Set task: Retype the lines of the listing from the line with "tone-curve-header[interactable]: Tone Curve" up to and including the line with "preset-group[interactable]: ▶Lightroom B&W Filter", character for character.

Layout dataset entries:
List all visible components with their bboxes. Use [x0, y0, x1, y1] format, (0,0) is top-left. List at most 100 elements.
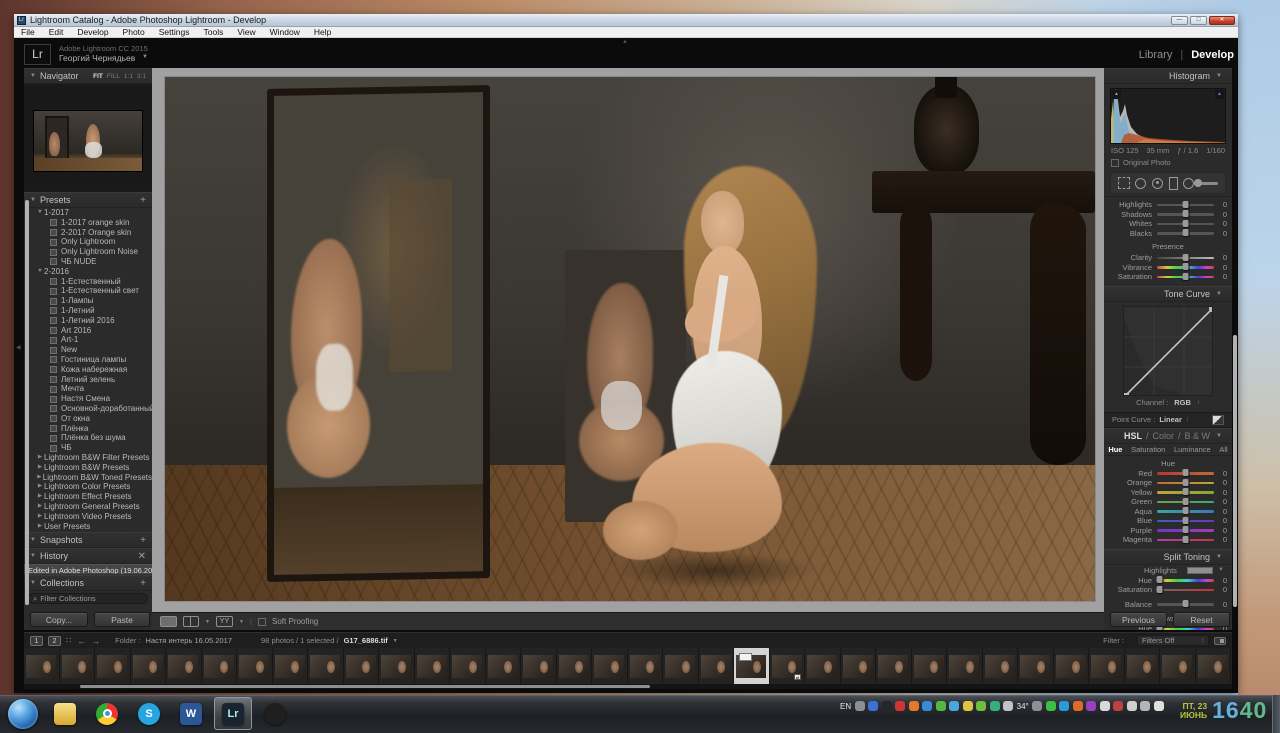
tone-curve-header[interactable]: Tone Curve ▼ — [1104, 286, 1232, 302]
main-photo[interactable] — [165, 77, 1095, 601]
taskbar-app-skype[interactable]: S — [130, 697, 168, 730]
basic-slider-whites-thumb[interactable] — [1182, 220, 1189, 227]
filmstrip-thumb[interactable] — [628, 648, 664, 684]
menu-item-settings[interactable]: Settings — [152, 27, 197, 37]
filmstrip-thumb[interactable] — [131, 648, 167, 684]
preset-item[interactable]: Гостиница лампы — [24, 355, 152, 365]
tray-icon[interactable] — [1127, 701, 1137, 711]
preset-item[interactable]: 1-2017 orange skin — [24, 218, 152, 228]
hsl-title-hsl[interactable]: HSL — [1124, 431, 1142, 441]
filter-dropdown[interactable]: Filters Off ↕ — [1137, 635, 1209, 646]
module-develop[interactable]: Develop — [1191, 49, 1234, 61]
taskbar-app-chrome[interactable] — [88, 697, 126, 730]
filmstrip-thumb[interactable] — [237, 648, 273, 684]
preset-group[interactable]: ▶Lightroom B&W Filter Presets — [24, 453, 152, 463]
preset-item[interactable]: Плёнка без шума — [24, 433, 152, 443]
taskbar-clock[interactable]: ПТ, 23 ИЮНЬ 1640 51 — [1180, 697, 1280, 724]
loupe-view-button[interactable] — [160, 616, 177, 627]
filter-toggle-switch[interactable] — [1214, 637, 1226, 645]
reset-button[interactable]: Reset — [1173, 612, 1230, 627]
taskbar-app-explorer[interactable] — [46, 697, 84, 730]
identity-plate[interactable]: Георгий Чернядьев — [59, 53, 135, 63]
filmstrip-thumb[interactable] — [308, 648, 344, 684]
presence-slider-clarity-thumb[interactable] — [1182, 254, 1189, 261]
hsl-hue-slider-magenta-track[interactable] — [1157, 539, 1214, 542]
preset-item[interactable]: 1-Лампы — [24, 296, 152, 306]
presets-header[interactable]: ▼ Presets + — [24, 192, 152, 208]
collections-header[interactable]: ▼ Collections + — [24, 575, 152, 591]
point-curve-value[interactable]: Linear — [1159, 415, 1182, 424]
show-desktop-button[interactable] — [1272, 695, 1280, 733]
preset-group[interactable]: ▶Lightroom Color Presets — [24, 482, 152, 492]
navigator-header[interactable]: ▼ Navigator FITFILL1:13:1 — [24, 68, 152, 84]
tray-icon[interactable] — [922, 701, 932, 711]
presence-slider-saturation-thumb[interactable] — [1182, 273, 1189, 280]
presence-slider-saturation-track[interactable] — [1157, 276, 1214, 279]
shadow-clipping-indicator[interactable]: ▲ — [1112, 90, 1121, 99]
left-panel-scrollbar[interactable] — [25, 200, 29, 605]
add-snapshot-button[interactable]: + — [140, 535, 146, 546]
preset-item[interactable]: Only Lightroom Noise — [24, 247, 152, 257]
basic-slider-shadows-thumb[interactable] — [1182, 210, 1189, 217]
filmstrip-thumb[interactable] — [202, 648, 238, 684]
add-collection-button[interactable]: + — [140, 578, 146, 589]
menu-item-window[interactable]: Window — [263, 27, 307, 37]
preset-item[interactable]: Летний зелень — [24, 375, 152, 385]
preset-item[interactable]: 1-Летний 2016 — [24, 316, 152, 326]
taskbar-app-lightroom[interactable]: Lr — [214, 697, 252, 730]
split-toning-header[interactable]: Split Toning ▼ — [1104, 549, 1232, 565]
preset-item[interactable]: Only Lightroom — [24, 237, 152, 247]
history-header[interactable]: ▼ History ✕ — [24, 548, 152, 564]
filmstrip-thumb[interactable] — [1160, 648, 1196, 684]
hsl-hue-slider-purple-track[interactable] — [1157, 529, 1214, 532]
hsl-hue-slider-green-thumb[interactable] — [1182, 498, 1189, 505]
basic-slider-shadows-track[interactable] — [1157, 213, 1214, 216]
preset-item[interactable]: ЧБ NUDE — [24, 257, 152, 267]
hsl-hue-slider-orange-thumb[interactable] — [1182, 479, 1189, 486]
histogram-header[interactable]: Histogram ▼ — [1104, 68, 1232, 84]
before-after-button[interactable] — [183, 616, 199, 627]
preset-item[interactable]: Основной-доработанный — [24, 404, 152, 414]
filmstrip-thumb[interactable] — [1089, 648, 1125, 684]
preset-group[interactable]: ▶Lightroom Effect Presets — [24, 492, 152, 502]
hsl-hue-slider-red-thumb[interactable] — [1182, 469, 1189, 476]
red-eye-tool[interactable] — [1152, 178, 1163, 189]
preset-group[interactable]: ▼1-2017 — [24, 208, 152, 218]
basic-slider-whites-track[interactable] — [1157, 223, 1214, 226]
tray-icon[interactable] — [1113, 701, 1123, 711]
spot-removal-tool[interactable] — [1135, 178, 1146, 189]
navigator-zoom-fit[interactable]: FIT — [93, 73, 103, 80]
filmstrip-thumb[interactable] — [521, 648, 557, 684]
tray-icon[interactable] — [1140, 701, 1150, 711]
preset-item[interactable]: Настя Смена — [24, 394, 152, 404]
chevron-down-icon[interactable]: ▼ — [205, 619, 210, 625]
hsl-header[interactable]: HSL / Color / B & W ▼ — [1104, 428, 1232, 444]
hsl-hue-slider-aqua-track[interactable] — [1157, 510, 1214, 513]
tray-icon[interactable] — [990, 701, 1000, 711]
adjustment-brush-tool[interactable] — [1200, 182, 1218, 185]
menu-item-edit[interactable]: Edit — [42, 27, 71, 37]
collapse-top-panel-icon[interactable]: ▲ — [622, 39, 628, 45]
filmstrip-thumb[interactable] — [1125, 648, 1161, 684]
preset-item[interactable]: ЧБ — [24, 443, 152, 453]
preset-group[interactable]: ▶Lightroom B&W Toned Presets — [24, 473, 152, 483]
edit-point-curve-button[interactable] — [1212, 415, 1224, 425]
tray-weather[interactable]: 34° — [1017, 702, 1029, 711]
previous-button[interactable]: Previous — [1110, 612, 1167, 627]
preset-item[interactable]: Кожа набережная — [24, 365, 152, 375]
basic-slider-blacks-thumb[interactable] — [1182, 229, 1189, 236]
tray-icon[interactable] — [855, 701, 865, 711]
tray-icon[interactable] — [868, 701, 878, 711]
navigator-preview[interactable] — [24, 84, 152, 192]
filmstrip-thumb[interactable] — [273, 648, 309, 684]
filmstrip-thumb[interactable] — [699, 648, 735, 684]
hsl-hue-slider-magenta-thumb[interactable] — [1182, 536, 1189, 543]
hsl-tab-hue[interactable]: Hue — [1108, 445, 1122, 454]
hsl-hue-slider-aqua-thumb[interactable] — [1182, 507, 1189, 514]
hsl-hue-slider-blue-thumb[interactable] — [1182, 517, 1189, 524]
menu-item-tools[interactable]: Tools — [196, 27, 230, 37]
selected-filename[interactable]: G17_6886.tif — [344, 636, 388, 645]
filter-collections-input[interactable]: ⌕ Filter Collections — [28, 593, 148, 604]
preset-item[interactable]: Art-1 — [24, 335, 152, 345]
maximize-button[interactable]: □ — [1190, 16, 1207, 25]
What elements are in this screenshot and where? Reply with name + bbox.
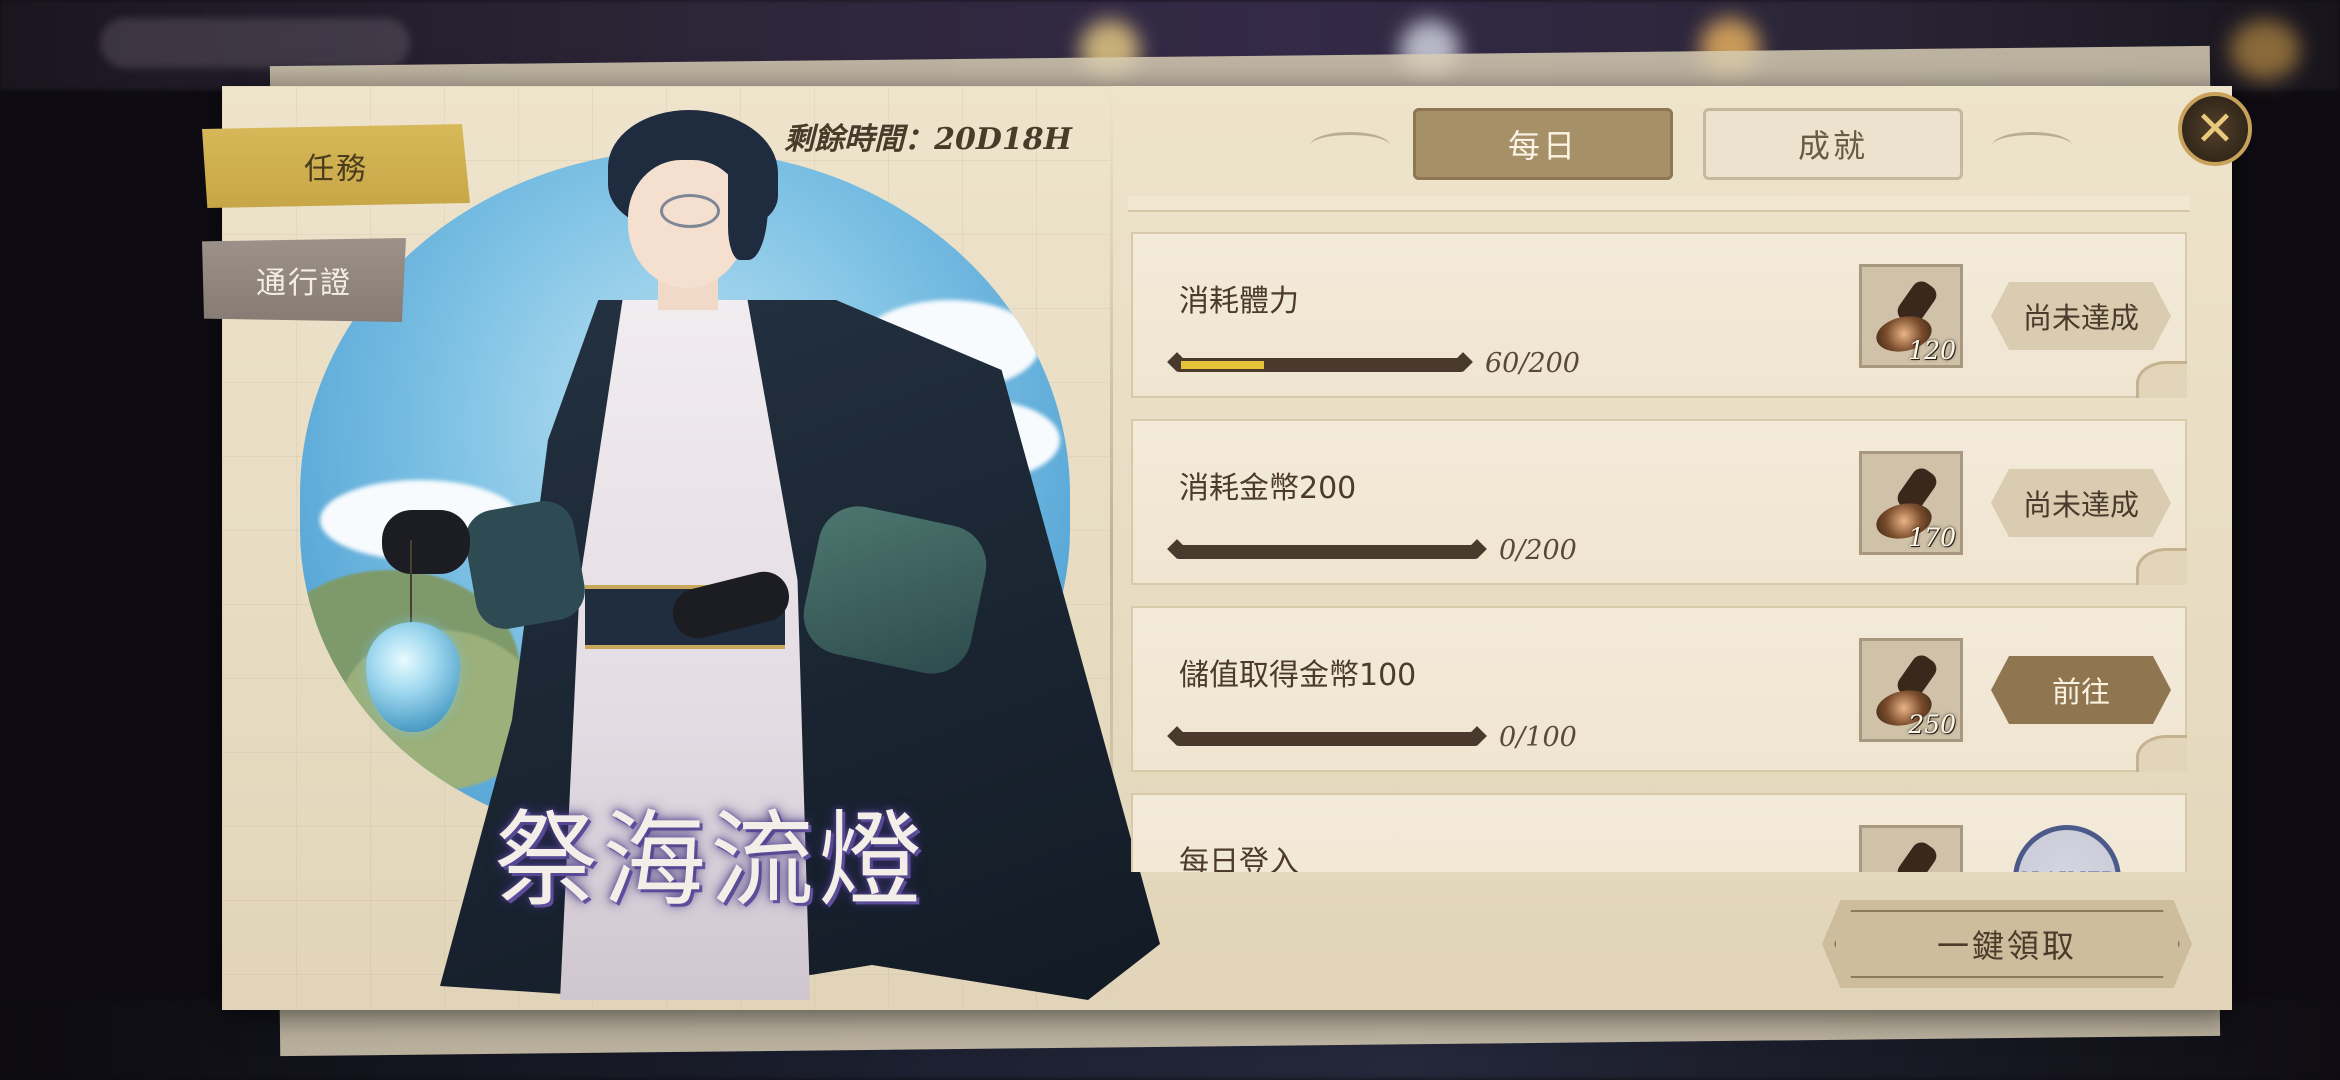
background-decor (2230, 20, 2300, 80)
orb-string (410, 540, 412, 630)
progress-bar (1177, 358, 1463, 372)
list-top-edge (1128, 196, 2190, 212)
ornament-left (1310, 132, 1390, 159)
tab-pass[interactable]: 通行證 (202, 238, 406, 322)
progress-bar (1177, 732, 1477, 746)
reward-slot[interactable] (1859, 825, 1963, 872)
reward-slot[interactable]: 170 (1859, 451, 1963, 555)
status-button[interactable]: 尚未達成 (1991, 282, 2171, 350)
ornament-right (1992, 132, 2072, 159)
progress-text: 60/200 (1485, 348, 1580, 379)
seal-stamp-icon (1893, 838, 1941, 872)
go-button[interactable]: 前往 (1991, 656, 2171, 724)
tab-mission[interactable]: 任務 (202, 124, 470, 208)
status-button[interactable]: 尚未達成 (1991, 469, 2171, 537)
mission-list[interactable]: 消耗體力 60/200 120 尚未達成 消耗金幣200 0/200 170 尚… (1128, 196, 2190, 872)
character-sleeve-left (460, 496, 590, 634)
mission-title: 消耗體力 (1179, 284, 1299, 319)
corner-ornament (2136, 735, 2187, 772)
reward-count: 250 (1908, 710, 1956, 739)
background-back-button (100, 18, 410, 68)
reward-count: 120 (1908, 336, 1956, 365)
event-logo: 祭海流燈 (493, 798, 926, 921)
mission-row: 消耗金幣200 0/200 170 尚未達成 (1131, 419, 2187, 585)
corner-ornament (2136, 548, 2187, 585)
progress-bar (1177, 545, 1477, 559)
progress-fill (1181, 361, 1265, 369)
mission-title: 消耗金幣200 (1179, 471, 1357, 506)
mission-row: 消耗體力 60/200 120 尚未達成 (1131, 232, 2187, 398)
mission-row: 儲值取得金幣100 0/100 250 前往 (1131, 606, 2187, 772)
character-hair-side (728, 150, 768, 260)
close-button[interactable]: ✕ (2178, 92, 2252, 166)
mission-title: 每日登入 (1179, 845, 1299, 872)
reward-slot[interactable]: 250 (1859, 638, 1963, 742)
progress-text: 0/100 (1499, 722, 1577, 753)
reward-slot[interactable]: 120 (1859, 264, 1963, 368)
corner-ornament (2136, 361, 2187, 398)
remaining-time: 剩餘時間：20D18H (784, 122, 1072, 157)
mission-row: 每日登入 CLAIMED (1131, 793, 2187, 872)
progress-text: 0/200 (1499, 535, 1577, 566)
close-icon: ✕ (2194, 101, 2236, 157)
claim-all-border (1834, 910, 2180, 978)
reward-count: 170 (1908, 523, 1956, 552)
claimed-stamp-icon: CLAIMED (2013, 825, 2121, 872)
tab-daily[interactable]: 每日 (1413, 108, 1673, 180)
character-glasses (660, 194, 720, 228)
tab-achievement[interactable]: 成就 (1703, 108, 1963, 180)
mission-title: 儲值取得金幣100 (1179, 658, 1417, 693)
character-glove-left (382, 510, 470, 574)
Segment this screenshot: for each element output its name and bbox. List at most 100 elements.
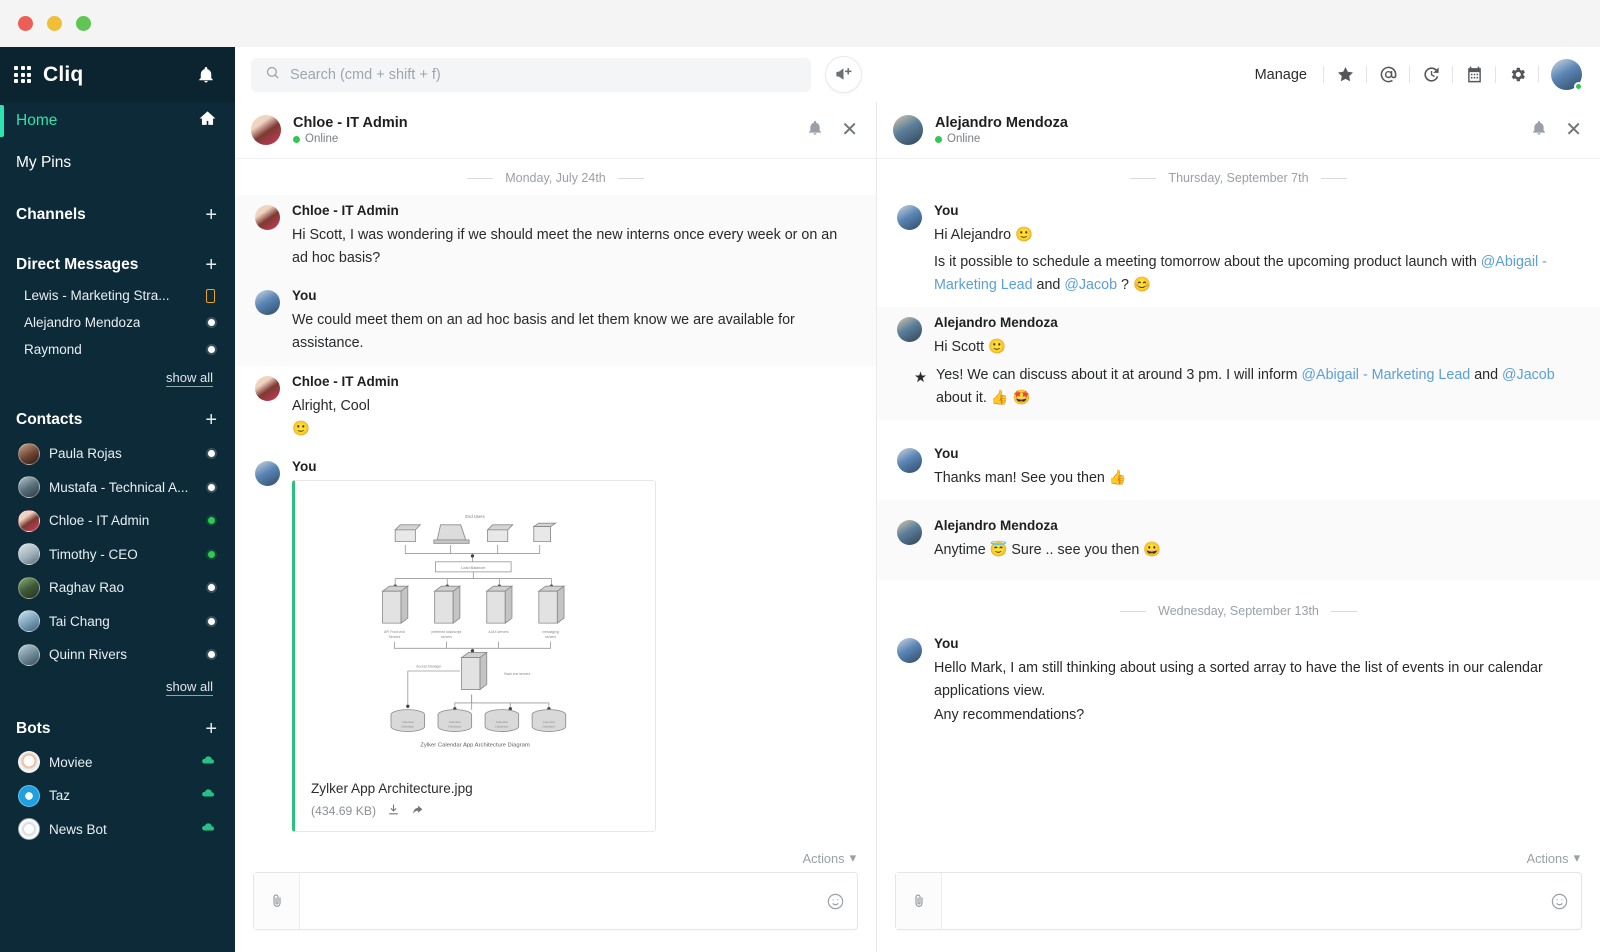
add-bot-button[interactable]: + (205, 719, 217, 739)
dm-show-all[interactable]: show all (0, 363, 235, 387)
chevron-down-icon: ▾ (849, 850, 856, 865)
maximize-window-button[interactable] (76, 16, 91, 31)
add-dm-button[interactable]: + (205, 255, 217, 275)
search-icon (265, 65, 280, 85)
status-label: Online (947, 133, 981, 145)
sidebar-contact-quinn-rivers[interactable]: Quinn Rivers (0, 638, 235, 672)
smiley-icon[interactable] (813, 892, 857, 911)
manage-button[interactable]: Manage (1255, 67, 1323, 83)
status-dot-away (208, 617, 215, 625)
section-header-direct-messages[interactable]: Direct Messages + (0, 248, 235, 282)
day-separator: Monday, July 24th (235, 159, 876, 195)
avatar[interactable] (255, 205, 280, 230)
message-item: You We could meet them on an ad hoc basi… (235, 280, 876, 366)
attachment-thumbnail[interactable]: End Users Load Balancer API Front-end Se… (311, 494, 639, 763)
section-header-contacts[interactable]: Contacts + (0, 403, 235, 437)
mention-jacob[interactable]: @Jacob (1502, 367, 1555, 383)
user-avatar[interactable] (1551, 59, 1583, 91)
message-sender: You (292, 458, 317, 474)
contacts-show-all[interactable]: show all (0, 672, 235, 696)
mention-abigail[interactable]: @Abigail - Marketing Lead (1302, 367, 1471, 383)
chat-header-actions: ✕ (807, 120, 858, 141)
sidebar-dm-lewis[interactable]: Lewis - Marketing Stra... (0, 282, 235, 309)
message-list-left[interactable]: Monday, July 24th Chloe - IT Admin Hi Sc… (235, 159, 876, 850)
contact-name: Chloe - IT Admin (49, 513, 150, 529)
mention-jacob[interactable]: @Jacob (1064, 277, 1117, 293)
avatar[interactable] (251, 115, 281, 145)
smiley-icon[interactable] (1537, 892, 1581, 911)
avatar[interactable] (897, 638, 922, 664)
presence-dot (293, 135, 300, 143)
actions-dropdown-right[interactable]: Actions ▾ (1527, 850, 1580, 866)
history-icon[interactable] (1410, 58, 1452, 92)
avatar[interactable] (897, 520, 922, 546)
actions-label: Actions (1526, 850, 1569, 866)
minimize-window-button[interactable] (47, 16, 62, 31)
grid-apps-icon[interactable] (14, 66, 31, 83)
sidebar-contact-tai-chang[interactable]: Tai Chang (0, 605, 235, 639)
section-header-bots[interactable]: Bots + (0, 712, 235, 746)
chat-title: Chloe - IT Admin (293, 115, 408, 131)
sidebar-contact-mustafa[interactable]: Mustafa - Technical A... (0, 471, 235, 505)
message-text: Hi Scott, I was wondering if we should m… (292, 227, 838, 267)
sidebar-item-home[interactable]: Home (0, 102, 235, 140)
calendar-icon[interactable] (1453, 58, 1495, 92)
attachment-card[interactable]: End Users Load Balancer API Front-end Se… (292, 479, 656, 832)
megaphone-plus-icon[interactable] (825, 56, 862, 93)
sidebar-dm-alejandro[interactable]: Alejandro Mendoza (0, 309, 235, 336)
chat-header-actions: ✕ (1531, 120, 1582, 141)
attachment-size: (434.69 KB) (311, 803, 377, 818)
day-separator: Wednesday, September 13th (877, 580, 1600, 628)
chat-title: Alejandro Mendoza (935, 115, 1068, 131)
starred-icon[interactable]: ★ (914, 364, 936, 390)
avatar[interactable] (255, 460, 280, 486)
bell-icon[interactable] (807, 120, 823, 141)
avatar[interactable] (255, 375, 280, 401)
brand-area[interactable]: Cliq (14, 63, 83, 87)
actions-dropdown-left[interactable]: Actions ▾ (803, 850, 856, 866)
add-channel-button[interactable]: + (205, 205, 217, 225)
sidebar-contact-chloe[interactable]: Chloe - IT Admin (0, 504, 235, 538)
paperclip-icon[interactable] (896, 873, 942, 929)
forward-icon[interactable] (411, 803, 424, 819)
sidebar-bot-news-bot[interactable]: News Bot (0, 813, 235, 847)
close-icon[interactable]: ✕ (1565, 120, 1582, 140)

Response to this task:
tone-curve-header[interactable]: Tone Curve ▼ — [1104, 286, 1232, 302]
main-photo[interactable] — [165, 77, 1095, 601]
taskbar-app-skype[interactable]: S — [130, 697, 168, 730]
basic-slider-whites-thumb[interactable] — [1182, 220, 1189, 227]
filmstrip-thumb[interactable] — [628, 648, 664, 684]
menu-item-settings[interactable]: Settings — [152, 27, 197, 37]
filmstrip-thumb[interactable] — [131, 648, 167, 684]
preset-item[interactable]: Гостиница лампы — [24, 355, 152, 365]
tray-icon[interactable] — [1127, 701, 1137, 711]
preset-item[interactable]: 1-2017 orange skin — [24, 218, 152, 228]
hsl-title-hsl[interactable]: HSL — [1124, 431, 1142, 441]
filter-dropdown[interactable]: Filters Off ↕ — [1137, 635, 1209, 646]
module-develop[interactable]: Develop — [1191, 49, 1234, 61]
taskbar-app-chrome[interactable] — [88, 697, 126, 730]
filmstrip-thumb[interactable] — [237, 648, 273, 684]
preset-group[interactable]: ▶Lightroom B&W Filter Presets — [24, 453, 152, 463]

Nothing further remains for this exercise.